> WHAT IS NEEDED:
Only lines with the string "network" matter here; gather them from the material below.

:: TASK MATERIAL

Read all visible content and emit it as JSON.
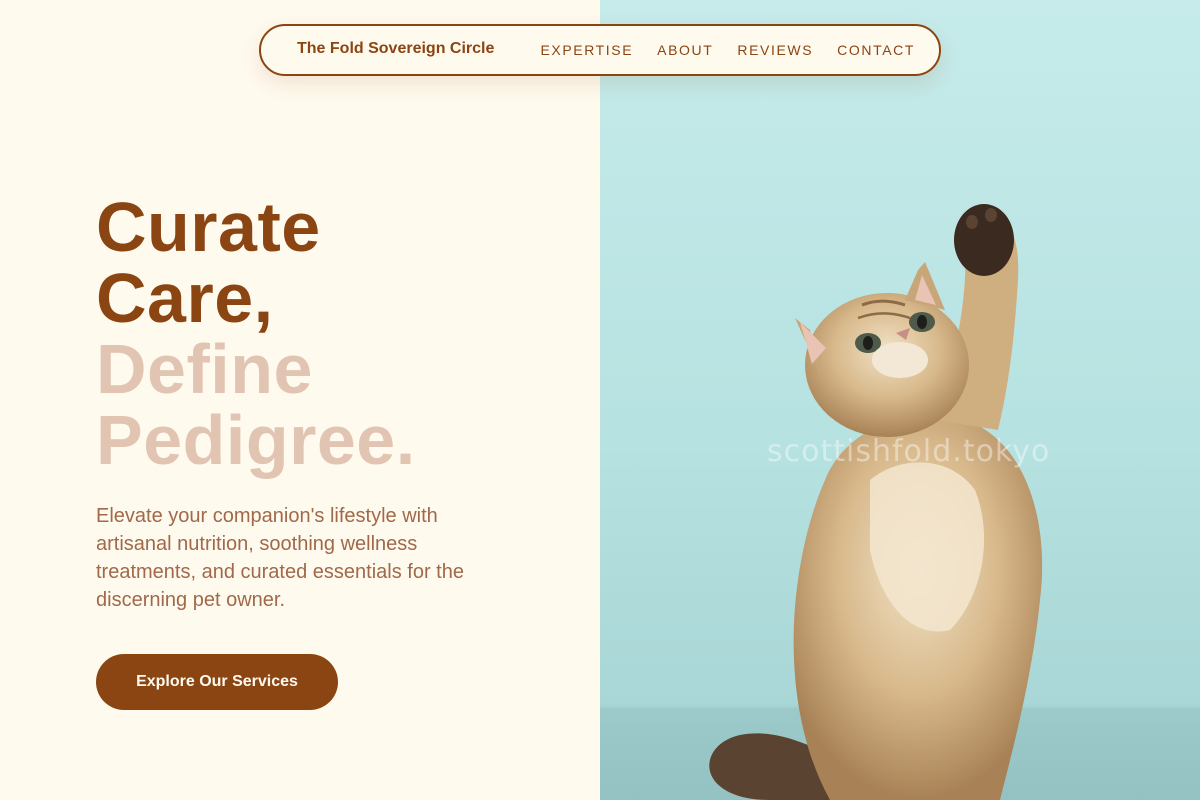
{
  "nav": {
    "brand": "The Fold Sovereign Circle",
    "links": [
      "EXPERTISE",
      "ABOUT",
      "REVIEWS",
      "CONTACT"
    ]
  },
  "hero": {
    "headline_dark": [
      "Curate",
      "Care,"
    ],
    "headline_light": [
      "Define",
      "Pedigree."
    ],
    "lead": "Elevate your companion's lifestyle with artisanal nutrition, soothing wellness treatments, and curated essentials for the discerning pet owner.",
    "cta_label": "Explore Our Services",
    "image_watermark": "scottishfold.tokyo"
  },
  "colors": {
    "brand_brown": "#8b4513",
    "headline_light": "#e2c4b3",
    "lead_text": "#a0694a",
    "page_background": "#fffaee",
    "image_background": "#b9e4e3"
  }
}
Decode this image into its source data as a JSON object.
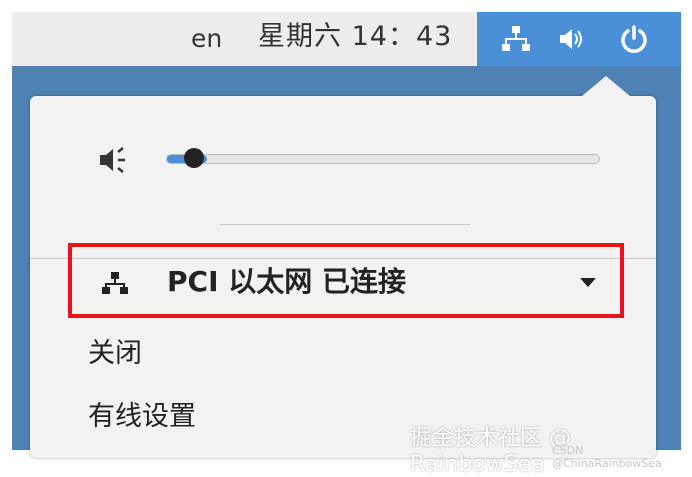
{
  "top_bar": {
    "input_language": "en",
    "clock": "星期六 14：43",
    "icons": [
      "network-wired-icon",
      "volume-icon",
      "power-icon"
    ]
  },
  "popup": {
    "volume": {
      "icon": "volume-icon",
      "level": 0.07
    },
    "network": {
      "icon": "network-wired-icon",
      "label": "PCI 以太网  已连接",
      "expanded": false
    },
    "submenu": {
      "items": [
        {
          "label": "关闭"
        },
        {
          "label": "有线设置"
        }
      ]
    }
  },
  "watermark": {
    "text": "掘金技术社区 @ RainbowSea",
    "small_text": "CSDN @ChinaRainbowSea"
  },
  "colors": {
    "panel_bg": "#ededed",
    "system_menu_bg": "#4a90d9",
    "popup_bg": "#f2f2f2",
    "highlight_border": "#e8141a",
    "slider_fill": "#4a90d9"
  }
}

::::
:: TASK MATERIAL

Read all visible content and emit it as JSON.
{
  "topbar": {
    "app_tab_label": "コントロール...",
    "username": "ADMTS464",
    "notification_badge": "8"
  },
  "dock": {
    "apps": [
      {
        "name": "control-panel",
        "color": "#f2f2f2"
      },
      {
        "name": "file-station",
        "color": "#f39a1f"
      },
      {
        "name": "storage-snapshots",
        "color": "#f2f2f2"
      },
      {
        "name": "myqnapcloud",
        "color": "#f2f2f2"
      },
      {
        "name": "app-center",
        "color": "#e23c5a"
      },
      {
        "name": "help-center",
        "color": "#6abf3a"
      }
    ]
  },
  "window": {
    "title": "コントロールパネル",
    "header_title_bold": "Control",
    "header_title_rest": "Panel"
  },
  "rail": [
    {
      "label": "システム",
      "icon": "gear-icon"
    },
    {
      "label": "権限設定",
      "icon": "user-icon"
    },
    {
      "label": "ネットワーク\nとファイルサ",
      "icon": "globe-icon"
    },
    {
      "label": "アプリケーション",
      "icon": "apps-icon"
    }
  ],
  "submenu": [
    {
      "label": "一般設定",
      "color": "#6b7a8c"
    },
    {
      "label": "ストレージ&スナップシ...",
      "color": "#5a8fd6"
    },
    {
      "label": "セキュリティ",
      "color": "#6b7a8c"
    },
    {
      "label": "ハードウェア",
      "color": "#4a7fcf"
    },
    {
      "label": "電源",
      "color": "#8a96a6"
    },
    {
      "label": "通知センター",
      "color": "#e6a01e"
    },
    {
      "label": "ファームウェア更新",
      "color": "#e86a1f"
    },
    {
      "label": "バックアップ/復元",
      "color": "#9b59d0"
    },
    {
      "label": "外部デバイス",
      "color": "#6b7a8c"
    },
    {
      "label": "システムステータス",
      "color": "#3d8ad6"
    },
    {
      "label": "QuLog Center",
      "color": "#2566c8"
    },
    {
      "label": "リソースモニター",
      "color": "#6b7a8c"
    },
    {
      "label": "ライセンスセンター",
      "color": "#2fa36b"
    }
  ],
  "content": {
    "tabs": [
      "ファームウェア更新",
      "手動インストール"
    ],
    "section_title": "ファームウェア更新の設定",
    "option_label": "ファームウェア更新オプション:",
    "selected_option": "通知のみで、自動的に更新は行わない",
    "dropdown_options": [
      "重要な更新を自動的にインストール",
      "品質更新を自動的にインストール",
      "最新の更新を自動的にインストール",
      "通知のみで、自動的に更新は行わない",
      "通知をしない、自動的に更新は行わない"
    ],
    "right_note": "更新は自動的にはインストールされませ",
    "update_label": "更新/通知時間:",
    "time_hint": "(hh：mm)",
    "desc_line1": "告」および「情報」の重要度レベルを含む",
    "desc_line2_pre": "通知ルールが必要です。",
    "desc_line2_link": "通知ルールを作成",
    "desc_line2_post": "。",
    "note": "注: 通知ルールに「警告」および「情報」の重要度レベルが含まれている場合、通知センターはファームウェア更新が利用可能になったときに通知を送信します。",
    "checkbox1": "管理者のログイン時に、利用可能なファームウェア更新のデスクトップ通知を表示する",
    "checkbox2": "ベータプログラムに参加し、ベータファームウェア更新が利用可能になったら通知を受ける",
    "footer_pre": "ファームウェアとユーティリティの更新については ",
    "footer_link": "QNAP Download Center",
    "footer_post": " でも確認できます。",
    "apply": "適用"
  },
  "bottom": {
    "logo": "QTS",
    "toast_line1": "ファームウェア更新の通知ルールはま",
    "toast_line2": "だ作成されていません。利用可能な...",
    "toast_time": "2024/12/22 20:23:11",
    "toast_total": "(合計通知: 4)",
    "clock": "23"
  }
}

::::

> SOLVED PROBLEM:
      "network-wired-icon",
    "network": {
      "icon": "network-wired-icon",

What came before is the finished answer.